**LISTING**
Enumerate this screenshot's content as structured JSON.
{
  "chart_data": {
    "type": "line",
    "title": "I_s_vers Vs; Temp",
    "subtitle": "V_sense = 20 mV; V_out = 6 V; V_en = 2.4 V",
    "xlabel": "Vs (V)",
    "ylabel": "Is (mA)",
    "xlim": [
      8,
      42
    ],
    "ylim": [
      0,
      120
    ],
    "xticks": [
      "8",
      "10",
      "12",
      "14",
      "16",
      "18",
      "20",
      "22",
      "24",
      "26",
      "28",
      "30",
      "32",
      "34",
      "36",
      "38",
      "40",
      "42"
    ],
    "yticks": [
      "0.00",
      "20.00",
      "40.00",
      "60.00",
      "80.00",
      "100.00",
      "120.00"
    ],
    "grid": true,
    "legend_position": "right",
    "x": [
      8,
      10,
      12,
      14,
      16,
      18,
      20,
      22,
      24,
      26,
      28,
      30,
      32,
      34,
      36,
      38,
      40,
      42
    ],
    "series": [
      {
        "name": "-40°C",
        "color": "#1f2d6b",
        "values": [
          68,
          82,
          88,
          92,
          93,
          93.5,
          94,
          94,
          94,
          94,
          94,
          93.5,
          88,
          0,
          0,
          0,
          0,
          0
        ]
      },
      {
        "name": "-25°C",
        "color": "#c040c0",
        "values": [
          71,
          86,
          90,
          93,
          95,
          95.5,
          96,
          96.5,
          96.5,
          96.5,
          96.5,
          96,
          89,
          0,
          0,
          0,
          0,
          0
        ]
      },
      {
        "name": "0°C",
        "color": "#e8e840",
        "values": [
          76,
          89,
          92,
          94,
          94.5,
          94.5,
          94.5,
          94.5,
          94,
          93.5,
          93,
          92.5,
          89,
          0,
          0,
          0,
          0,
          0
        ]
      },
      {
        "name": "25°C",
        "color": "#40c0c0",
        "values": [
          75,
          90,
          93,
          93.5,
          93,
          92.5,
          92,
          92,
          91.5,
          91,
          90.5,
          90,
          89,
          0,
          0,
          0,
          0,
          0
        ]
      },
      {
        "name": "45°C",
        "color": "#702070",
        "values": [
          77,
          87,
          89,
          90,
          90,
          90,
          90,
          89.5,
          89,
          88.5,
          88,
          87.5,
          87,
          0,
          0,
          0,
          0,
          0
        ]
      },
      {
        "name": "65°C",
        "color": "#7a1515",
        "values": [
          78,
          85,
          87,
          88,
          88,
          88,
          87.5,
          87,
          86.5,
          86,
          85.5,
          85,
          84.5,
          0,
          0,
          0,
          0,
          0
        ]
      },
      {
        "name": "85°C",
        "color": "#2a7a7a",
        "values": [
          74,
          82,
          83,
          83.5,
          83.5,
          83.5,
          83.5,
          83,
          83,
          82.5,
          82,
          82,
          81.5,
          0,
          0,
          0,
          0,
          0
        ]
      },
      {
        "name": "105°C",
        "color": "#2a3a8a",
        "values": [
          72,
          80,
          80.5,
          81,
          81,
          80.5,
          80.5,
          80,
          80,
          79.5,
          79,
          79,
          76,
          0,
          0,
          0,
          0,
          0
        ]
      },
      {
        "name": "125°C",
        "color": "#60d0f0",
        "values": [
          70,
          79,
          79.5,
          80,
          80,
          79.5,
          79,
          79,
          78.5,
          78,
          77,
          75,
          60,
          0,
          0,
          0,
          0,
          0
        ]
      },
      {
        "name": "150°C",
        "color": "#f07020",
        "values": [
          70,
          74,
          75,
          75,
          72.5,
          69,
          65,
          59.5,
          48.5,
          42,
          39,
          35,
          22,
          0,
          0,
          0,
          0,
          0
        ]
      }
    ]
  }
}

**TASK DESCRIPTION**
Every record should be repeated exactly; please leave none out.

**WORKED SOLUTION**
Enumerate this screenshot's content as structured JSON.
{
  "chart_data": {
    "type": "line",
    "title": "I_s_vers Vs; Temp",
    "subtitle": "V_sense = 20 mV; V_out = 6 V; V_en = 2.4 V",
    "xlabel": "Vs (V)",
    "ylabel": "Is (mA)",
    "xlim": [
      8,
      42
    ],
    "ylim": [
      0,
      120
    ],
    "xticks": [
      "8",
      "10",
      "12",
      "14",
      "16",
      "18",
      "20",
      "22",
      "24",
      "26",
      "28",
      "30",
      "32",
      "34",
      "36",
      "38",
      "40",
      "42"
    ],
    "yticks": [
      "0.00",
      "20.00",
      "40.00",
      "60.00",
      "80.00",
      "100.00",
      "120.00"
    ],
    "grid": true,
    "legend_position": "right",
    "x": [
      8,
      10,
      12,
      14,
      16,
      18,
      20,
      22,
      24,
      26,
      28,
      30,
      32,
      34,
      36,
      38,
      40,
      42
    ],
    "series": [
      {
        "name": "-40°C",
        "color": "#1f2d6b",
        "values": [
          68,
          82,
          88,
          92,
          93,
          93.5,
          94,
          94,
          94,
          94,
          94,
          93.5,
          88,
          0,
          0,
          0,
          0,
          0
        ]
      },
      {
        "name": "-25°C",
        "color": "#c040c0",
        "values": [
          71,
          86,
          90,
          93,
          95,
          95.5,
          96,
          96.5,
          96.5,
          96.5,
          96.5,
          96,
          89,
          0,
          0,
          0,
          0,
          0
        ]
      },
      {
        "name": "0°C",
        "color": "#e8e840",
        "values": [
          76,
          89,
          92,
          94,
          94.5,
          94.5,
          94.5,
          94.5,
          94,
          93.5,
          93,
          92.5,
          89,
          0,
          0,
          0,
          0,
          0
        ]
      },
      {
        "name": "25°C",
        "color": "#40c0c0",
        "values": [
          75,
          90,
          93,
          93.5,
          93,
          92.5,
          92,
          92,
          91.5,
          91,
          90.5,
          90,
          89,
          0,
          0,
          0,
          0,
          0
        ]
      },
      {
        "name": "45°C",
        "color": "#702070",
        "values": [
          77,
          87,
          89,
          90,
          90,
          90,
          90,
          89.5,
          89,
          88.5,
          88,
          87.5,
          87,
          0,
          0,
          0,
          0,
          0
        ]
      },
      {
        "name": "65°C",
        "color": "#7a1515",
        "values": [
          78,
          85,
          87,
          88,
          88,
          88,
          87.5,
          87,
          86.5,
          86,
          85.5,
          85,
          84.5,
          0,
          0,
          0,
          0,
          0
        ]
      },
      {
        "name": "85°C",
        "color": "#2a7a7a",
        "values": [
          74,
          82,
          83,
          83.5,
          83.5,
          83.5,
          83.5,
          83,
          83,
          82.5,
          82,
          82,
          81.5,
          0,
          0,
          0,
          0,
          0
        ]
      },
      {
        "name": "105°C",
        "color": "#2a3a8a",
        "values": [
          72,
          80,
          80.5,
          81,
          81,
          80.5,
          80.5,
          80,
          80,
          79.5,
          79,
          79,
          76,
          0,
          0,
          0,
          0,
          0
        ]
      },
      {
        "name": "125°C",
        "color": "#60d0f0",
        "values": [
          70,
          79,
          79.5,
          80,
          80,
          79.5,
          79,
          79,
          78.5,
          78,
          77,
          75,
          60,
          0,
          0,
          0,
          0,
          0
        ]
      },
      {
        "name": "150°C",
        "color": "#f07020",
        "values": [
          70,
          74,
          75,
          75,
          72.5,
          69,
          65,
          59.5,
          48.5,
          42,
          39,
          35,
          22,
          0,
          0,
          0,
          0,
          0
        ]
      }
    ]
  }
}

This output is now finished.